Collected data
----
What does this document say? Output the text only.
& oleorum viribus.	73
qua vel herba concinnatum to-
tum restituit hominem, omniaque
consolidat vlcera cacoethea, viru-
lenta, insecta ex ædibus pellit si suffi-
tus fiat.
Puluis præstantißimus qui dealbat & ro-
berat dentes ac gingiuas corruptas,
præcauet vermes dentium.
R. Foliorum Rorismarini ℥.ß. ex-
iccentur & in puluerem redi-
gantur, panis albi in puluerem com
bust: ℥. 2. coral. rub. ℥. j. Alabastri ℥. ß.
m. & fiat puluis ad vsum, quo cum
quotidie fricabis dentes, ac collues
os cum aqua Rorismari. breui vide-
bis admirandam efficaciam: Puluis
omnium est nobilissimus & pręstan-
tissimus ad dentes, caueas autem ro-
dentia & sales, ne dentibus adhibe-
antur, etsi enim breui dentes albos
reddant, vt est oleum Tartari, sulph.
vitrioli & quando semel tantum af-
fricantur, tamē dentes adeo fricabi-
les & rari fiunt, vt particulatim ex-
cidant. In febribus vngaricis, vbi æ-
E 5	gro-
----
What to work on - Would you reproduce the material above in full, exactly as given?

Result for this task -
What does this document say? Output the text only.
& oleorum viribus.	73
qua vel herba concinnatum to-
tum restituit hominem, omniaque
consolidat vlcera cacoethea, viru-
lenta, insecta ex ædibus pellit si suffi-
tus fiat.
Puluis præstantißimus qui dealbat & ro-
berat dentes ac gingiuas corruptas,
præcauet vermes dentium.
R. Foliorum Rorismarini ℥.ß. ex-
iccentur & in puluerem redi-
gantur, panis albi in puluerem com
bust: ℥. 2. coral. rub. ℥. j. Alabastri ℥. ß.
m. & fiat puluis ad vsum, quo cum
quotidie fricabis dentes, ac collues
os cum aqua Rorismari. breui vide-
bis admirandam efficaciam: Puluis
omnium est nobilissimus & pręstan-
tissimus ad dentes, caueas autem ro-
dentia & sales, ne dentibus adhibe-
antur, etsi enim breui dentes albos
reddant, vt est oleum Tartari, sulph.
vitrioli & quando semel tantum af-
fricantur, tamē dentes adeo fricabi-
les & rari fiunt, vt particulatim ex-
cidant. In febribus vngaricis, vbi æ-
E 5	gro-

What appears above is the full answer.